### [SHORT PROBLEM]
Copy out all the lines in the records that include the word "this".

Data items:
==================================================

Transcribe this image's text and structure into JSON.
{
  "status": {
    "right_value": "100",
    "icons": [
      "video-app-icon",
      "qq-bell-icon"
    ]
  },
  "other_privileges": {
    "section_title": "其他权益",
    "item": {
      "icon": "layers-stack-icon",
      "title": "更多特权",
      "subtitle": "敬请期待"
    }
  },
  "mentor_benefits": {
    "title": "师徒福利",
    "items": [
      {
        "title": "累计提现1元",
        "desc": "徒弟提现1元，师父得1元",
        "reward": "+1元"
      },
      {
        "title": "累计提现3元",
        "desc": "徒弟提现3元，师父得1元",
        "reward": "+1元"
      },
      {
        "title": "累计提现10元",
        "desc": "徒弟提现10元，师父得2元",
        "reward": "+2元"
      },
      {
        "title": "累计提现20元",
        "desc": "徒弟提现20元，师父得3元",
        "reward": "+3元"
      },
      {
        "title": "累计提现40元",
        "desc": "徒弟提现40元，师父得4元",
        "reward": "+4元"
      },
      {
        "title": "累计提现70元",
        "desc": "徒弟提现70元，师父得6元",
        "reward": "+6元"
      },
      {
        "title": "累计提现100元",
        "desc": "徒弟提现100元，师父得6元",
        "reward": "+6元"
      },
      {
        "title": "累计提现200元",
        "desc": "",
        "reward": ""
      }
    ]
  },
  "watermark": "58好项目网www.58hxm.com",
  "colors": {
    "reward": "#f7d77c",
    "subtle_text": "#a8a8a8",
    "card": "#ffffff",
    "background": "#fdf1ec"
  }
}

==================================================

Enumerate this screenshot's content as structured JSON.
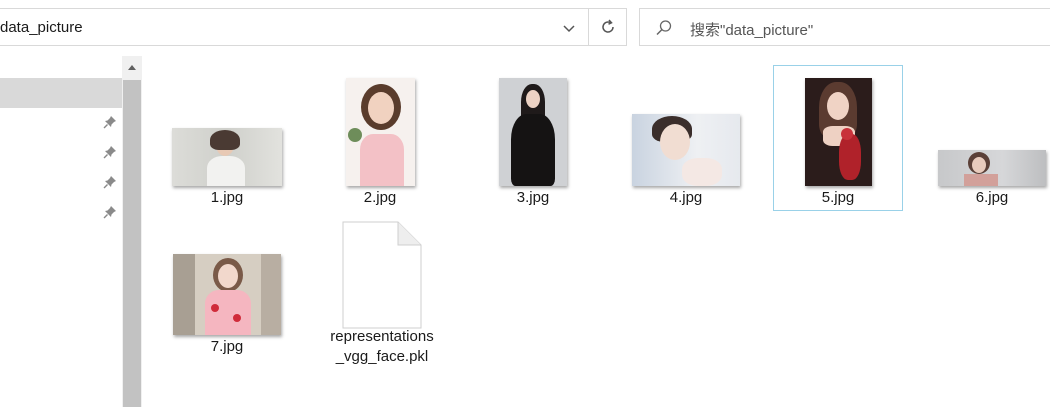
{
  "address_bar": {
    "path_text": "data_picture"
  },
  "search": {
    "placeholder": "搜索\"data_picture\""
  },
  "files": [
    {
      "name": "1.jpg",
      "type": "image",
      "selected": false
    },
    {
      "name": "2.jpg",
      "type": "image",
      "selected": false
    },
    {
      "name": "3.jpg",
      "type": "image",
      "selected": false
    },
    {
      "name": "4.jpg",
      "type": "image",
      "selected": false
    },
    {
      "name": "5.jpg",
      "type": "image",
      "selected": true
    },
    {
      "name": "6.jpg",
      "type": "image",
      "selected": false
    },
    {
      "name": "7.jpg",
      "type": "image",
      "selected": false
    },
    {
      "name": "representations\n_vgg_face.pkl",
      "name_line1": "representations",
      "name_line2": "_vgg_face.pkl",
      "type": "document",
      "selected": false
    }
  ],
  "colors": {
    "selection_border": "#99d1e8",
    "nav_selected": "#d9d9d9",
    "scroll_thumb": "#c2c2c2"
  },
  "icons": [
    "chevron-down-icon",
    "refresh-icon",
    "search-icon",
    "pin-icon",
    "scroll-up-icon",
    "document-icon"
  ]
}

==================================================

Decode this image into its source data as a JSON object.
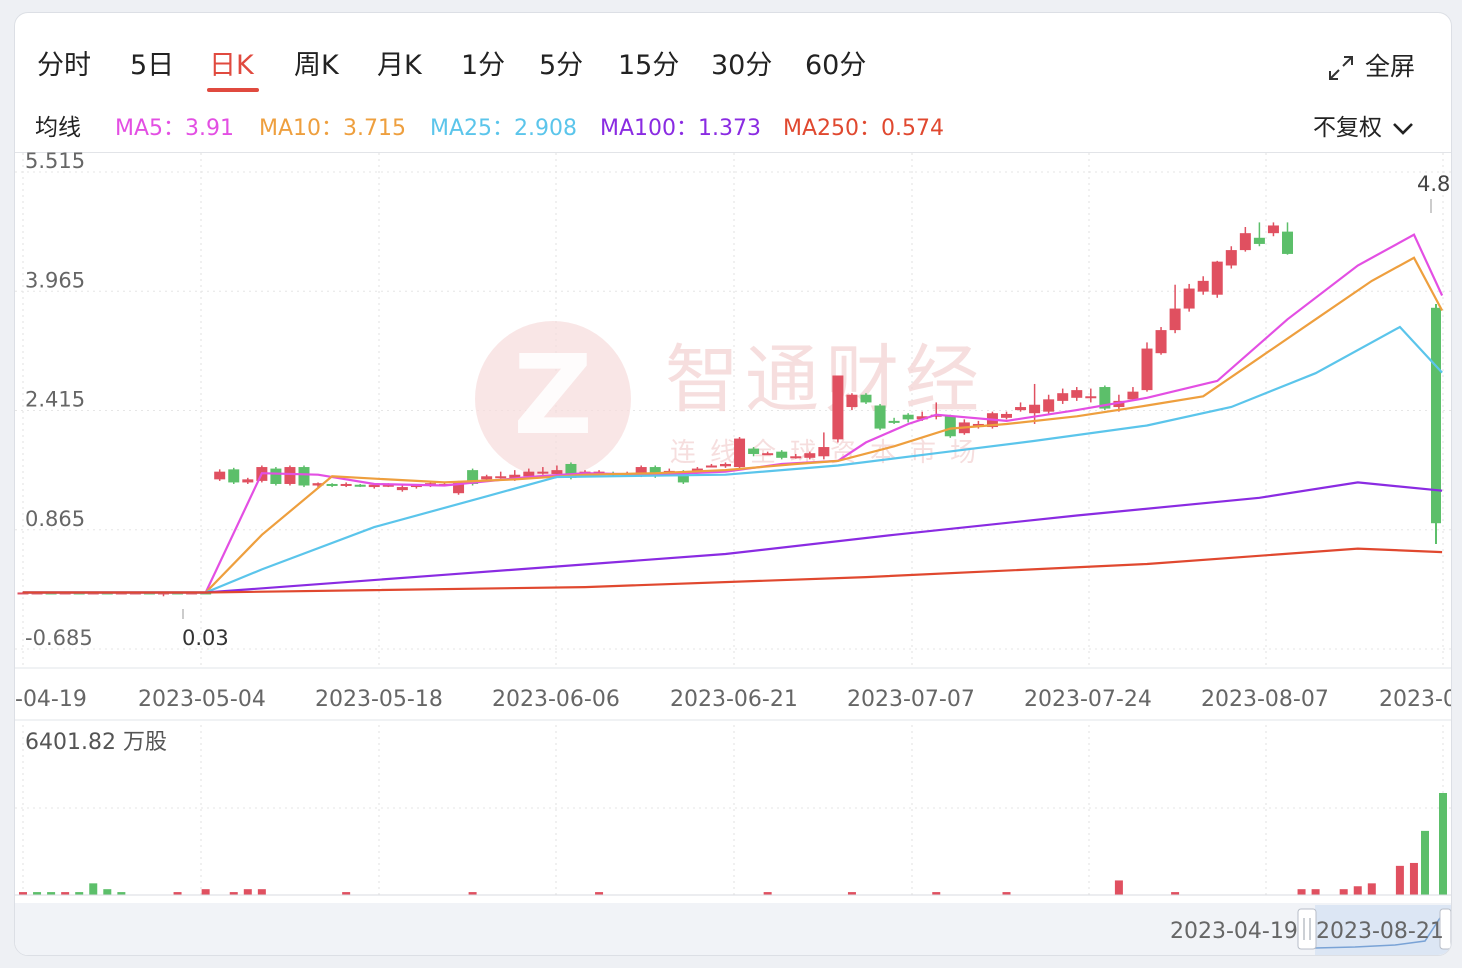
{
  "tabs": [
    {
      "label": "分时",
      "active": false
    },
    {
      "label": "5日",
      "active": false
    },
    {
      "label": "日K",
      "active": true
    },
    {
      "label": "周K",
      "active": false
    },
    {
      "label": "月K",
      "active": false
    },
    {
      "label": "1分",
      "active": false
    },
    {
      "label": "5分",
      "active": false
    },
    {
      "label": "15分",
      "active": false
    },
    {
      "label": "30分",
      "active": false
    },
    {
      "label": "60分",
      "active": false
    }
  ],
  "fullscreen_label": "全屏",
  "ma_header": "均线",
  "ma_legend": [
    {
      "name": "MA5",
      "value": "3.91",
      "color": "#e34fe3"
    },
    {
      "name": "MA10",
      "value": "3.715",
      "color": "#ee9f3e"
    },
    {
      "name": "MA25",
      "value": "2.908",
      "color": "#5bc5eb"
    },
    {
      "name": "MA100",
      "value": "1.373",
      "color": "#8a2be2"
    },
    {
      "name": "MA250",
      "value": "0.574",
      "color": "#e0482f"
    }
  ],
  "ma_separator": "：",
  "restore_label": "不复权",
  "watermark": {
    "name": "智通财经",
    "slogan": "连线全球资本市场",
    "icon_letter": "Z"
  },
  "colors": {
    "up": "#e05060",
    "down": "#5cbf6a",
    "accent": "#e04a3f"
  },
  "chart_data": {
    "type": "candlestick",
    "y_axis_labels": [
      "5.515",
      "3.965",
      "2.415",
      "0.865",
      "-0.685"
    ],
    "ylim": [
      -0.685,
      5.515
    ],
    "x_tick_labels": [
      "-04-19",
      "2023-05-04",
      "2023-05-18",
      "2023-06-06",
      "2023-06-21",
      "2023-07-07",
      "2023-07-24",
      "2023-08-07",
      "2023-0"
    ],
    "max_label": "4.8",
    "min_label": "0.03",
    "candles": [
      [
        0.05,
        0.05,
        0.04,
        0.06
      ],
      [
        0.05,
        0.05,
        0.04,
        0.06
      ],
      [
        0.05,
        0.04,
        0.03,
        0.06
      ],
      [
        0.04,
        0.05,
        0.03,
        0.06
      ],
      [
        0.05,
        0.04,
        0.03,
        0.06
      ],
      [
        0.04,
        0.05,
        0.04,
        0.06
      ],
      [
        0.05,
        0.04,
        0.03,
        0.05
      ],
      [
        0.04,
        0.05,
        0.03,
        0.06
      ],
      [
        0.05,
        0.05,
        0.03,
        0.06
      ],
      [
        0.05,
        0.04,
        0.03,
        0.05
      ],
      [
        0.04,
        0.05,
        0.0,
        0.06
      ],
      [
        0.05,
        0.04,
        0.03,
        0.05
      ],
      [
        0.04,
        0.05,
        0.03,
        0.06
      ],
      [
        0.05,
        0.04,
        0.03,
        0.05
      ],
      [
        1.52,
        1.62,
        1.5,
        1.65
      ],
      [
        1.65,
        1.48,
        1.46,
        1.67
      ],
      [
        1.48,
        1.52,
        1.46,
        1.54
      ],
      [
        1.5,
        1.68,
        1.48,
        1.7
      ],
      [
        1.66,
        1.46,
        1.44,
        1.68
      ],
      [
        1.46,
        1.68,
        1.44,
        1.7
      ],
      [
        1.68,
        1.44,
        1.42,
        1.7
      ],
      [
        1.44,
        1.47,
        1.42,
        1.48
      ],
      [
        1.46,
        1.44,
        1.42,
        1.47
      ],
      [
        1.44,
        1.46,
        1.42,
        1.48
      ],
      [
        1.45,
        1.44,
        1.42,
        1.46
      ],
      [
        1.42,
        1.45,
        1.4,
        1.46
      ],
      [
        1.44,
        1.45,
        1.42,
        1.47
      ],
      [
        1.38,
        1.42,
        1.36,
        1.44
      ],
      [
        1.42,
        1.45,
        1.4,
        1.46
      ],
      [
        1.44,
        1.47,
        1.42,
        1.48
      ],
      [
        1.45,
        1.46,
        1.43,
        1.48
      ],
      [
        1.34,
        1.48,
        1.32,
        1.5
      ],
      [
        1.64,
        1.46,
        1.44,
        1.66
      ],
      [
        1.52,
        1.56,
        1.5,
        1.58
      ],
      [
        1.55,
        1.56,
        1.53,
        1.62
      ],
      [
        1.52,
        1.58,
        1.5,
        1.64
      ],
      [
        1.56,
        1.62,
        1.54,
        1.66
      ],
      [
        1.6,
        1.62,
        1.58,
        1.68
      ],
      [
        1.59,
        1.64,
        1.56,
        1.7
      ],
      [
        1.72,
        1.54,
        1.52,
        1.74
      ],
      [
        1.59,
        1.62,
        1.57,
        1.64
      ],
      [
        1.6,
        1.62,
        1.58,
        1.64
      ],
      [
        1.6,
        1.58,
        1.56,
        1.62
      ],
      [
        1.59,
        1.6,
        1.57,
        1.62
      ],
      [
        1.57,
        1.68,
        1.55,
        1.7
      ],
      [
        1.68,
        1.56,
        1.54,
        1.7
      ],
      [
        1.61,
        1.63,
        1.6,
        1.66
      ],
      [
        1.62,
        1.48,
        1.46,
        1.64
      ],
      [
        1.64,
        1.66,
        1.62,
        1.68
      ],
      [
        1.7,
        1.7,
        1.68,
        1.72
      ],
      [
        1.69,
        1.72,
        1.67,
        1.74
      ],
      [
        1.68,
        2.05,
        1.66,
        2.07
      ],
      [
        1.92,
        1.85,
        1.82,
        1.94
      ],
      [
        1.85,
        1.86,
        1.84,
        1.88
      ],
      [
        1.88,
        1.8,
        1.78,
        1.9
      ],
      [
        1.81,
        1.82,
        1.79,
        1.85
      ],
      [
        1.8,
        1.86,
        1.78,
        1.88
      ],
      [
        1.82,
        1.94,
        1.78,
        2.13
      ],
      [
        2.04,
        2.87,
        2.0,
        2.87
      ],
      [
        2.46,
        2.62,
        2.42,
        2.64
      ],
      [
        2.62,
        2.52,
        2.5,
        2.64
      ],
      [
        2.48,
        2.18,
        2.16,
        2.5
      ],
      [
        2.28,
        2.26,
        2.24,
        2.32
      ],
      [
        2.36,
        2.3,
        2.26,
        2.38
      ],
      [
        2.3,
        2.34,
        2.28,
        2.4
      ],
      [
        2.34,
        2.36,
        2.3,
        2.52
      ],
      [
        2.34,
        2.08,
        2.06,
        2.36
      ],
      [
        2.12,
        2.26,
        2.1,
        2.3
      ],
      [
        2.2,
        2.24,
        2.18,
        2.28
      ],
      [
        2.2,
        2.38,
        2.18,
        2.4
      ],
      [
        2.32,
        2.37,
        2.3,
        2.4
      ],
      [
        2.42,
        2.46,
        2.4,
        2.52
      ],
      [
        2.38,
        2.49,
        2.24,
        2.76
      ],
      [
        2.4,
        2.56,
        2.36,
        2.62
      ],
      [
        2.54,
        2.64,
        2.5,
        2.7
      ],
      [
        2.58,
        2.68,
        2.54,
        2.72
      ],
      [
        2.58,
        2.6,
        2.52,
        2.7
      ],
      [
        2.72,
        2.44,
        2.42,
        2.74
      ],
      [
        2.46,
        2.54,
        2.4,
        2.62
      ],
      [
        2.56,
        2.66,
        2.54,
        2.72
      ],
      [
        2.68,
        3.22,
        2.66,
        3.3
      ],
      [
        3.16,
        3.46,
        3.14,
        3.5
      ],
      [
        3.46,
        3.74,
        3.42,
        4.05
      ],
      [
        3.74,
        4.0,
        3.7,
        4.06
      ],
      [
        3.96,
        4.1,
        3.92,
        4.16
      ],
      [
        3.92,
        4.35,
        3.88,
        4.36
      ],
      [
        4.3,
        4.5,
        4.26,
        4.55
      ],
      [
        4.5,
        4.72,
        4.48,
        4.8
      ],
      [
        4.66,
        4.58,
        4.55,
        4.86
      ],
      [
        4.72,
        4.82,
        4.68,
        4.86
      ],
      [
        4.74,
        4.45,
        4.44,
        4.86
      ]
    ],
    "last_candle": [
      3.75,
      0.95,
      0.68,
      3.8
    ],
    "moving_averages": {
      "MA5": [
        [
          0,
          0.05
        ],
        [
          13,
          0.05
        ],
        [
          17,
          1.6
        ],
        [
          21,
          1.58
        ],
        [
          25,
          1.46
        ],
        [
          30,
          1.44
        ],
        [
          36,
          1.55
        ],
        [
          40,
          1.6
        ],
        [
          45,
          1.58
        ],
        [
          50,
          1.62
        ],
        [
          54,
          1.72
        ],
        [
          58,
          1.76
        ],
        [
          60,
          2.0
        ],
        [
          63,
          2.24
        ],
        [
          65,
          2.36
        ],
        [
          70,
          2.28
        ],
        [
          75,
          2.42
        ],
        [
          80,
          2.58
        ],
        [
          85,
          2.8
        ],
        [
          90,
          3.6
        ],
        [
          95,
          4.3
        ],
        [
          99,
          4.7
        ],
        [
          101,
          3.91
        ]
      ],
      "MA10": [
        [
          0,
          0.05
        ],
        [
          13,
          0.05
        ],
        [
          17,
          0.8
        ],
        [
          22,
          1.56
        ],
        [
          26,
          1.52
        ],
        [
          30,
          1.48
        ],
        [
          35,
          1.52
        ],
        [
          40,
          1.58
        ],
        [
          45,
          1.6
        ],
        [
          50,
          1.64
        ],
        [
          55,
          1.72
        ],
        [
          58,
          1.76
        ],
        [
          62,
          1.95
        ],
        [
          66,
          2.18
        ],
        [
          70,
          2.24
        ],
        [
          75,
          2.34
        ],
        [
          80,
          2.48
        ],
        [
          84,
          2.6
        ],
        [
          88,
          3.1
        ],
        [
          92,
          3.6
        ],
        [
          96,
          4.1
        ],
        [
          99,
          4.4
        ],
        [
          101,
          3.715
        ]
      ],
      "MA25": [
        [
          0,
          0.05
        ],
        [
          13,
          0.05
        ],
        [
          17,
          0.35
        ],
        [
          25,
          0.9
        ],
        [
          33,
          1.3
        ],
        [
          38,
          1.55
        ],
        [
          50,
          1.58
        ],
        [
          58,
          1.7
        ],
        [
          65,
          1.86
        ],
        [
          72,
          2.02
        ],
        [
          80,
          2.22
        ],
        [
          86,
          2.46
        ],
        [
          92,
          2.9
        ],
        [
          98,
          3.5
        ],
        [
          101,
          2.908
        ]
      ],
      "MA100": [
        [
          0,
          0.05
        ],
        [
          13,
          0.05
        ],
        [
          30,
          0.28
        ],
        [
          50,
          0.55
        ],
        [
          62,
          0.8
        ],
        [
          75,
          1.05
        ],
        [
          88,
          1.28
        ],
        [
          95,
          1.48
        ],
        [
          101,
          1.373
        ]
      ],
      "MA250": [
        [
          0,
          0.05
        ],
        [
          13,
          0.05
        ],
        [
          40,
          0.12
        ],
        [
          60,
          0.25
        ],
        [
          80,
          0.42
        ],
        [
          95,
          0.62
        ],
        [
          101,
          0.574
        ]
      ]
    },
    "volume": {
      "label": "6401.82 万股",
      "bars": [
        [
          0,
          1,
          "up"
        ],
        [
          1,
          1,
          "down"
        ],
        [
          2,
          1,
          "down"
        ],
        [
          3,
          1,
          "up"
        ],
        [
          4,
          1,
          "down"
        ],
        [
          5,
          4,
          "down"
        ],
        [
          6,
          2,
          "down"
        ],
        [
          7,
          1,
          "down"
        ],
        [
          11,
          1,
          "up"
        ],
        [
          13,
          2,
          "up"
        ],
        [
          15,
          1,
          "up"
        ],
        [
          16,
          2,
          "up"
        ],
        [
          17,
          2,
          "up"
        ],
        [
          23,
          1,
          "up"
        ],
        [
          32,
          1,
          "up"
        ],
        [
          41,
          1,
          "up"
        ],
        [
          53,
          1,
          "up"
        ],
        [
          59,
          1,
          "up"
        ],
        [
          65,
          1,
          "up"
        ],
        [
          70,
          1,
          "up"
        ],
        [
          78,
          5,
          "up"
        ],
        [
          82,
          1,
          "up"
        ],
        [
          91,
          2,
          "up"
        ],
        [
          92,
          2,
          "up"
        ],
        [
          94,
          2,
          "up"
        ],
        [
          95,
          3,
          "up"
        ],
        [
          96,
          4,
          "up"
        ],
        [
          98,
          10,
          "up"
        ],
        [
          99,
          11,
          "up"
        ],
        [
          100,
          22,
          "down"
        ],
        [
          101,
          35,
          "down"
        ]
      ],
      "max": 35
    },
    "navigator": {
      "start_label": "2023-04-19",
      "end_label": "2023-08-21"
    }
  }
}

==================================================

### [SOLUTION TO THE EXERCISE]
Transcribe this image's text and structure into JSON.
Enumerate this screenshot's content as structured JSON.
Decode this image into its source data as a JSON object.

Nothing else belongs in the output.